Dataset items:
◆ ◆ ◆ ◆ ◆ ◆ ◆

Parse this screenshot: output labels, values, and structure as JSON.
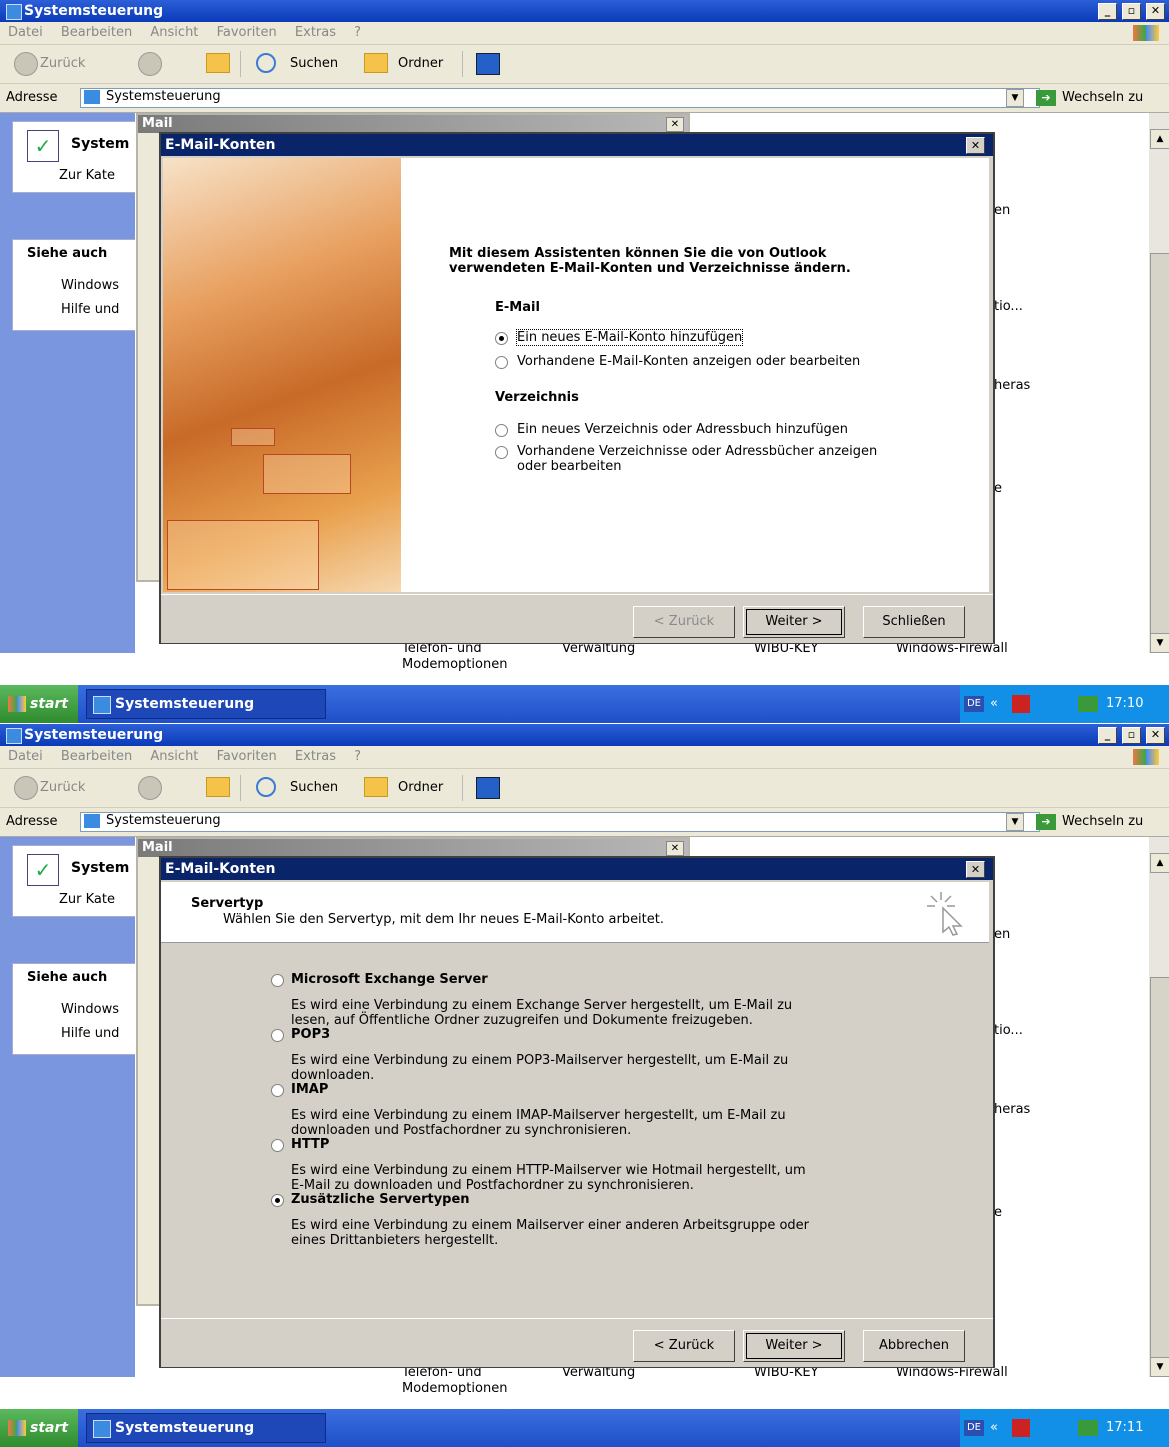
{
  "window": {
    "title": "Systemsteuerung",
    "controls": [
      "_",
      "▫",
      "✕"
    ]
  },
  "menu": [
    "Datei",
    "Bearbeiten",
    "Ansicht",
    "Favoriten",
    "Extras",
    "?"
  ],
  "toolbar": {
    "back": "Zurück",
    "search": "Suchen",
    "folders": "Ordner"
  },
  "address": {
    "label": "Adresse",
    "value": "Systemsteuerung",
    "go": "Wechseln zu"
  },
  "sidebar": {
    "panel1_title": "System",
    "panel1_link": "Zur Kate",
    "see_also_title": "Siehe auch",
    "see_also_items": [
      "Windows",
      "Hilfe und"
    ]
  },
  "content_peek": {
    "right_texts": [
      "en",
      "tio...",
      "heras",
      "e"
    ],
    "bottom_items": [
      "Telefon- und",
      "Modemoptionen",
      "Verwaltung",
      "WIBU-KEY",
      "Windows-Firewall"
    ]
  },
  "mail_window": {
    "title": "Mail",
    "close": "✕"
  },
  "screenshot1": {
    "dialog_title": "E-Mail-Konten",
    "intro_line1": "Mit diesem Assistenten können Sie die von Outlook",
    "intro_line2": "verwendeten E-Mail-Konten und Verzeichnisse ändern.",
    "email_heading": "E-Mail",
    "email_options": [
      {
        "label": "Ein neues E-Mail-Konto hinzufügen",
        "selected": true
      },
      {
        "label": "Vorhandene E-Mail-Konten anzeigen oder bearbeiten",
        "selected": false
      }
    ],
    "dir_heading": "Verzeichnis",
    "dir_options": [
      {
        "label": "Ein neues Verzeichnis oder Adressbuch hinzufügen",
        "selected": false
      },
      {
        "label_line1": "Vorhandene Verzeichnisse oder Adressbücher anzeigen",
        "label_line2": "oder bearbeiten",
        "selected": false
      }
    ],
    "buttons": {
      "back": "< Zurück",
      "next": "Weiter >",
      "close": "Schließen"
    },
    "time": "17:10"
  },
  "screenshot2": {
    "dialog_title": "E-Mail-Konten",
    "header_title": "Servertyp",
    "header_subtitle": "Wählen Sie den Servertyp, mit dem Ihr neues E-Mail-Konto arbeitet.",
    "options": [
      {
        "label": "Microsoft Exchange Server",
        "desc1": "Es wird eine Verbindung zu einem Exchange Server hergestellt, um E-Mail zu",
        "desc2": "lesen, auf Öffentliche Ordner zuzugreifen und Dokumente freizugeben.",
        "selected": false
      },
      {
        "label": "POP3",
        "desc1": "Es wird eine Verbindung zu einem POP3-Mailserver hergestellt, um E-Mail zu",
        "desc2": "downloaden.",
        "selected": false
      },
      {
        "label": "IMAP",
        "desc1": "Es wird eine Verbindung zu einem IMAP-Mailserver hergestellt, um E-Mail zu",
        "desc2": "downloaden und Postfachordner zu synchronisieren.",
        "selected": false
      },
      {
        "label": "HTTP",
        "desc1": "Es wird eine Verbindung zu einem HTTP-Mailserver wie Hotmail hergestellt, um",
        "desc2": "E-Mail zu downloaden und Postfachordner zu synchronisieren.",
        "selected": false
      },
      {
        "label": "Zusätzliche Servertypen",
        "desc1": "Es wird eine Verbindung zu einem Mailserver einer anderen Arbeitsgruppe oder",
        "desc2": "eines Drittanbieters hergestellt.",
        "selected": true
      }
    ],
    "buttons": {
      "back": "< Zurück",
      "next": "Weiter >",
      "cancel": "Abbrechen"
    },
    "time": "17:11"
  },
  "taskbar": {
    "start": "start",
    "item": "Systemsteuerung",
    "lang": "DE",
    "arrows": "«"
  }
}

◆ ◆ ◆ ◆ ◆ ◆ ◆

• _To be done_
Output the data above without changes, apart from leaving out the pictures.

• _Solution to this exercise_
Parse this screenshot: output labels, values, and structure as JSON.
{
  "window": {
    "title": "Systemsteuerung",
    "controls": [
      "_",
      "▫",
      "✕"
    ]
  },
  "menu": [
    "Datei",
    "Bearbeiten",
    "Ansicht",
    "Favoriten",
    "Extras",
    "?"
  ],
  "toolbar": {
    "back": "Zurück",
    "search": "Suchen",
    "folders": "Ordner"
  },
  "address": {
    "label": "Adresse",
    "value": "Systemsteuerung",
    "go": "Wechseln zu"
  },
  "sidebar": {
    "panel1_title": "System",
    "panel1_link": "Zur Kate",
    "see_also_title": "Siehe auch",
    "see_also_items": [
      "Windows",
      "Hilfe und"
    ]
  },
  "content_peek": {
    "right_texts": [
      "en",
      "tio...",
      "heras",
      "e"
    ],
    "bottom_items": [
      "Telefon- und",
      "Modemoptionen",
      "Verwaltung",
      "WIBU-KEY",
      "Windows-Firewall"
    ]
  },
  "mail_window": {
    "title": "Mail",
    "close": "✕"
  },
  "screenshot1": {
    "dialog_title": "E-Mail-Konten",
    "intro_line1": "Mit diesem Assistenten können Sie die von Outlook",
    "intro_line2": "verwendeten E-Mail-Konten und Verzeichnisse ändern.",
    "email_heading": "E-Mail",
    "email_options": [
      {
        "label": "Ein neues E-Mail-Konto hinzufügen",
        "selected": true
      },
      {
        "label": "Vorhandene E-Mail-Konten anzeigen oder bearbeiten",
        "selected": false
      }
    ],
    "dir_heading": "Verzeichnis",
    "dir_options": [
      {
        "label": "Ein neues Verzeichnis oder Adressbuch hinzufügen",
        "selected": false
      },
      {
        "label_line1": "Vorhandene Verzeichnisse oder Adressbücher anzeigen",
        "label_line2": "oder bearbeiten",
        "selected": false
      }
    ],
    "buttons": {
      "back": "< Zurück",
      "next": "Weiter >",
      "close": "Schließen"
    },
    "time": "17:10"
  },
  "screenshot2": {
    "dialog_title": "E-Mail-Konten",
    "header_title": "Servertyp",
    "header_subtitle": "Wählen Sie den Servertyp, mit dem Ihr neues E-Mail-Konto arbeitet.",
    "options": [
      {
        "label": "Microsoft Exchange Server",
        "desc1": "Es wird eine Verbindung zu einem Exchange Server hergestellt, um E-Mail zu",
        "desc2": "lesen, auf Öffentliche Ordner zuzugreifen und Dokumente freizugeben.",
        "selected": false
      },
      {
        "label": "POP3",
        "desc1": "Es wird eine Verbindung zu einem POP3-Mailserver hergestellt, um E-Mail zu",
        "desc2": "downloaden.",
        "selected": false
      },
      {
        "label": "IMAP",
        "desc1": "Es wird eine Verbindung zu einem IMAP-Mailserver hergestellt, um E-Mail zu",
        "desc2": "downloaden und Postfachordner zu synchronisieren.",
        "selected": false
      },
      {
        "label": "HTTP",
        "desc1": "Es wird eine Verbindung zu einem HTTP-Mailserver wie Hotmail hergestellt, um",
        "desc2": "E-Mail zu downloaden und Postfachordner zu synchronisieren.",
        "selected": false
      },
      {
        "label": "Zusätzliche Servertypen",
        "desc1": "Es wird eine Verbindung zu einem Mailserver einer anderen Arbeitsgruppe oder",
        "desc2": "eines Drittanbieters hergestellt.",
        "selected": true
      }
    ],
    "buttons": {
      "back": "< Zurück",
      "next": "Weiter >",
      "cancel": "Abbrechen"
    },
    "time": "17:11"
  },
  "taskbar": {
    "start": "start",
    "item": "Systemsteuerung",
    "lang": "DE",
    "arrows": "«"
  }
}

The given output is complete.